Exercise
Copy every line of the listing exactly.

— START Task inputs —

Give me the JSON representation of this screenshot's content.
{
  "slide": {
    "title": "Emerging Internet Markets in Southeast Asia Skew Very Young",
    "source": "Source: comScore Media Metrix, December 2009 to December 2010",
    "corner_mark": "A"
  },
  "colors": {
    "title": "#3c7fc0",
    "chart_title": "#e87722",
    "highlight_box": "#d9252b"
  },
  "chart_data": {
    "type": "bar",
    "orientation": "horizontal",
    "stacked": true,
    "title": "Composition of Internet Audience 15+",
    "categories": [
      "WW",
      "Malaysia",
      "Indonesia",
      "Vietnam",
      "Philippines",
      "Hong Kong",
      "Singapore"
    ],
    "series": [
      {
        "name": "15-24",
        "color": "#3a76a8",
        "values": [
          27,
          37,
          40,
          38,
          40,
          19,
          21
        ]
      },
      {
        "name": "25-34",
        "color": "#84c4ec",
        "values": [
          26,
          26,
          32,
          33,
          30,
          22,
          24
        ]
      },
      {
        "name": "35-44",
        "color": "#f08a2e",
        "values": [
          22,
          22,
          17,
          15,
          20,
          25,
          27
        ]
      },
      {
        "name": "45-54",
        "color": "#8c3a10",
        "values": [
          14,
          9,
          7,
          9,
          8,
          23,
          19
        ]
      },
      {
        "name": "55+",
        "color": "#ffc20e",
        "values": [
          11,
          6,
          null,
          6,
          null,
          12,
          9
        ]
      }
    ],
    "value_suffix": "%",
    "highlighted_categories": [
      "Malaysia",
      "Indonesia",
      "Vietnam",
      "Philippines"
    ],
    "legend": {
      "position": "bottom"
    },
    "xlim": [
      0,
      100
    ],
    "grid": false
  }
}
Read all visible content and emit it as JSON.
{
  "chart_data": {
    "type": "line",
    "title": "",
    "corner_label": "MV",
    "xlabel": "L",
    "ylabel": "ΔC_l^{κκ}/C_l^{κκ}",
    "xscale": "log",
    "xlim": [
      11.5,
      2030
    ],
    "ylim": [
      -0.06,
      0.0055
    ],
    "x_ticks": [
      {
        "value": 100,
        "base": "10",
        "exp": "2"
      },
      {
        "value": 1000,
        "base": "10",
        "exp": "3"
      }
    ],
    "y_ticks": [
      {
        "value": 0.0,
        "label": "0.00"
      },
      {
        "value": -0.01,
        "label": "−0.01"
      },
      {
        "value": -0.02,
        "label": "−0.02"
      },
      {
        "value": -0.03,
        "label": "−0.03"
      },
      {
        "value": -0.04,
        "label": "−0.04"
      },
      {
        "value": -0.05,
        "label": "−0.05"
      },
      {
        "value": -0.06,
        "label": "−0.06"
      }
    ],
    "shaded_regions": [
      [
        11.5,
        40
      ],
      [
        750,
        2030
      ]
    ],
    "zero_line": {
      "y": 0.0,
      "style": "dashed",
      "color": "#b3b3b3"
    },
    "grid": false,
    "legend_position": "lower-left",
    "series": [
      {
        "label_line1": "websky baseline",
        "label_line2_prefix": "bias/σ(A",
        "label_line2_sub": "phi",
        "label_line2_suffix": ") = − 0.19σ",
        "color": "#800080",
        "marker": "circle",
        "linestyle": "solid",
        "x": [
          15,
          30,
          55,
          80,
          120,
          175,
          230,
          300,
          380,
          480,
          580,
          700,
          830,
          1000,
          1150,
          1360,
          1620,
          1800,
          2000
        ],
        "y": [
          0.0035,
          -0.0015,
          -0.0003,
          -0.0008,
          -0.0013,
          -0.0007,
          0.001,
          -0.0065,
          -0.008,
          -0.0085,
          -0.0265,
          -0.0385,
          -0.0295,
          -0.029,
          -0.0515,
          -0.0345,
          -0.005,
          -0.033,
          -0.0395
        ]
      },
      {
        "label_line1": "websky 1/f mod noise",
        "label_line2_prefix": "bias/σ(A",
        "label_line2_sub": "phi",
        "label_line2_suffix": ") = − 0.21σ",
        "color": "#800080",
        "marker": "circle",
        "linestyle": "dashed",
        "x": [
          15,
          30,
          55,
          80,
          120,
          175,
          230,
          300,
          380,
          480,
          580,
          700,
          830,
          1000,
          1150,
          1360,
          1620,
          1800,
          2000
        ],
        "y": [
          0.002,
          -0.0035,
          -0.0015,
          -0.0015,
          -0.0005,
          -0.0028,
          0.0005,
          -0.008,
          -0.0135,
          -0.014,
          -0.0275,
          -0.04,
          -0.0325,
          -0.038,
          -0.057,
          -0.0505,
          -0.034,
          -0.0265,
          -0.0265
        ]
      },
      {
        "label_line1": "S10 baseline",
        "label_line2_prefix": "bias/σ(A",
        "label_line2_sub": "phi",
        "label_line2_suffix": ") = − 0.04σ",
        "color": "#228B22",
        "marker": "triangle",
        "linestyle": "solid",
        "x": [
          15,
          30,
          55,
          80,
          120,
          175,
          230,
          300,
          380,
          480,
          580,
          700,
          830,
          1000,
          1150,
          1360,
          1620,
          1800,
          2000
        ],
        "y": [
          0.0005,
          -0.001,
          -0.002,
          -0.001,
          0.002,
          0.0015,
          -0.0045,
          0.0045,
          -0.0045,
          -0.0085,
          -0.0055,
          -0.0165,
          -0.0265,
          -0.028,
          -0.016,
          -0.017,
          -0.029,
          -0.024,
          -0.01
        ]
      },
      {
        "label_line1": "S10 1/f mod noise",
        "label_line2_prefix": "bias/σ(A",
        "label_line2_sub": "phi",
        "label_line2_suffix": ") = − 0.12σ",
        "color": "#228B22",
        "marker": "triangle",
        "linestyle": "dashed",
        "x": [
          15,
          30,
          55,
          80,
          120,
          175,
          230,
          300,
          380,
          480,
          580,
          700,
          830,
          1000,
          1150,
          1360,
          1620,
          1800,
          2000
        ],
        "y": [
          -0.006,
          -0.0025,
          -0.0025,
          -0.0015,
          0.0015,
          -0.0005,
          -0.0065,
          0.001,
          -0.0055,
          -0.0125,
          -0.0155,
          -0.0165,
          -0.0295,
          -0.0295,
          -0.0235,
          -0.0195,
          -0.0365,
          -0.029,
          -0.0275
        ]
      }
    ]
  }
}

— END Task inputs —

Task output
Give me the JSON representation of this screenshot's content.
{
  "slide": {
    "title": "Emerging Internet Markets in Southeast Asia Skew Very Young",
    "source": "Source: comScore Media Metrix, December 2009 to December 2010",
    "corner_mark": "A"
  },
  "colors": {
    "title": "#3c7fc0",
    "chart_title": "#e87722",
    "highlight_box": "#d9252b"
  },
  "chart_data": {
    "type": "bar",
    "orientation": "horizontal",
    "stacked": true,
    "title": "Composition of Internet Audience 15+",
    "categories": [
      "WW",
      "Malaysia",
      "Indonesia",
      "Vietnam",
      "Philippines",
      "Hong Kong",
      "Singapore"
    ],
    "series": [
      {
        "name": "15-24",
        "color": "#3a76a8",
        "values": [
          27,
          37,
          40,
          38,
          40,
          19,
          21
        ]
      },
      {
        "name": "25-34",
        "color": "#84c4ec",
        "values": [
          26,
          26,
          32,
          33,
          30,
          22,
          24
        ]
      },
      {
        "name": "35-44",
        "color": "#f08a2e",
        "values": [
          22,
          22,
          17,
          15,
          20,
          25,
          27
        ]
      },
      {
        "name": "45-54",
        "color": "#8c3a10",
        "values": [
          14,
          9,
          7,
          9,
          8,
          23,
          19
        ]
      },
      {
        "name": "55+",
        "color": "#ffc20e",
        "values": [
          11,
          6,
          null,
          6,
          null,
          12,
          9
        ]
      }
    ],
    "value_suffix": "%",
    "highlighted_categories": [
      "Malaysia",
      "Indonesia",
      "Vietnam",
      "Philippines"
    ],
    "legend": {
      "position": "bottom"
    },
    "xlim": [
      0,
      100
    ],
    "grid": false
  }
}
Read all visible content and emit it as JSON.
{
  "chart_data": {
    "type": "line",
    "title": "",
    "corner_label": "MV",
    "xlabel": "L",
    "ylabel": "ΔC_l^{κκ}/C_l^{κκ}",
    "xscale": "log",
    "xlim": [
      11.5,
      2030
    ],
    "ylim": [
      -0.06,
      0.0055
    ],
    "x_ticks": [
      {
        "value": 100,
        "base": "10",
        "exp": "2"
      },
      {
        "value": 1000,
        "base": "10",
        "exp": "3"
      }
    ],
    "y_ticks": [
      {
        "value": 0.0,
        "label": "0.00"
      },
      {
        "value": -0.01,
        "label": "−0.01"
      },
      {
        "value": -0.02,
        "label": "−0.02"
      },
      {
        "value": -0.03,
        "label": "−0.03"
      },
      {
        "value": -0.04,
        "label": "−0.04"
      },
      {
        "value": -0.05,
        "label": "−0.05"
      },
      {
        "value": -0.06,
        "label": "−0.06"
      }
    ],
    "shaded_regions": [
      [
        11.5,
        40
      ],
      [
        750,
        2030
      ]
    ],
    "zero_line": {
      "y": 0.0,
      "style": "dashed",
      "color": "#b3b3b3"
    },
    "grid": false,
    "legend_position": "lower-left",
    "series": [
      {
        "label_line1": "websky baseline",
        "label_line2_prefix": "bias/σ(A",
        "label_line2_sub": "phi",
        "label_line2_suffix": ") = − 0.19σ",
        "color": "#800080",
        "marker": "circle",
        "linestyle": "solid",
        "x": [
          15,
          30,
          55,
          80,
          120,
          175,
          230,
          300,
          380,
          480,
          580,
          700,
          830,
          1000,
          1150,
          1360,
          1620,
          1800,
          2000
        ],
        "y": [
          0.0035,
          -0.0015,
          -0.0003,
          -0.0008,
          -0.0013,
          -0.0007,
          0.001,
          -0.0065,
          -0.008,
          -0.0085,
          -0.0265,
          -0.0385,
          -0.0295,
          -0.029,
          -0.0515,
          -0.0345,
          -0.005,
          -0.033,
          -0.0395
        ]
      },
      {
        "label_line1": "websky 1/f mod noise",
        "label_line2_prefix": "bias/σ(A",
        "label_line2_sub": "phi",
        "label_line2_suffix": ") = − 0.21σ",
        "color": "#800080",
        "marker": "circle",
        "linestyle": "dashed",
        "x": [
          15,
          30,
          55,
          80,
          120,
          175,
          230,
          300,
          380,
          480,
          580,
          700,
          830,
          1000,
          1150,
          1360,
          1620,
          1800,
          2000
        ],
        "y": [
          0.002,
          -0.0035,
          -0.0015,
          -0.0015,
          -0.0005,
          -0.0028,
          0.0005,
          -0.008,
          -0.0135,
          -0.014,
          -0.0275,
          -0.04,
          -0.0325,
          -0.038,
          -0.057,
          -0.0505,
          -0.034,
          -0.0265,
          -0.0265
        ]
      },
      {
        "label_line1": "S10 baseline",
        "label_line2_prefix": "bias/σ(A",
        "label_line2_sub": "phi",
        "label_line2_suffix": ") = − 0.04σ",
        "color": "#228B22",
        "marker": "triangle",
        "linestyle": "solid",
        "x": [
          15,
          30,
          55,
          80,
          120,
          175,
          230,
          300,
          380,
          480,
          580,
          700,
          830,
          1000,
          1150,
          1360,
          1620,
          1800,
          2000
        ],
        "y": [
          0.0005,
          -0.001,
          -0.002,
          -0.001,
          0.002,
          0.0015,
          -0.0045,
          0.0045,
          -0.0045,
          -0.0085,
          -0.0055,
          -0.0165,
          -0.0265,
          -0.028,
          -0.016,
          -0.017,
          -0.029,
          -0.024,
          -0.01
        ]
      },
      {
        "label_line1": "S10 1/f mod noise",
        "label_line2_prefix": "bias/σ(A",
        "label_line2_sub": "phi",
        "label_line2_suffix": ") = − 0.12σ",
        "color": "#228B22",
        "marker": "triangle",
        "linestyle": "dashed",
        "x": [
          15,
          30,
          55,
          80,
          120,
          175,
          230,
          300,
          380,
          480,
          580,
          700,
          830,
          1000,
          1150,
          1360,
          1620,
          1800,
          2000
        ],
        "y": [
          -0.006,
          -0.0025,
          -0.0025,
          -0.0015,
          0.0015,
          -0.0005,
          -0.0065,
          0.001,
          -0.0055,
          -0.0125,
          -0.0155,
          -0.0165,
          -0.0295,
          -0.0295,
          -0.0235,
          -0.0195,
          -0.0365,
          -0.029,
          -0.0275
        ]
      }
    ]
  }
}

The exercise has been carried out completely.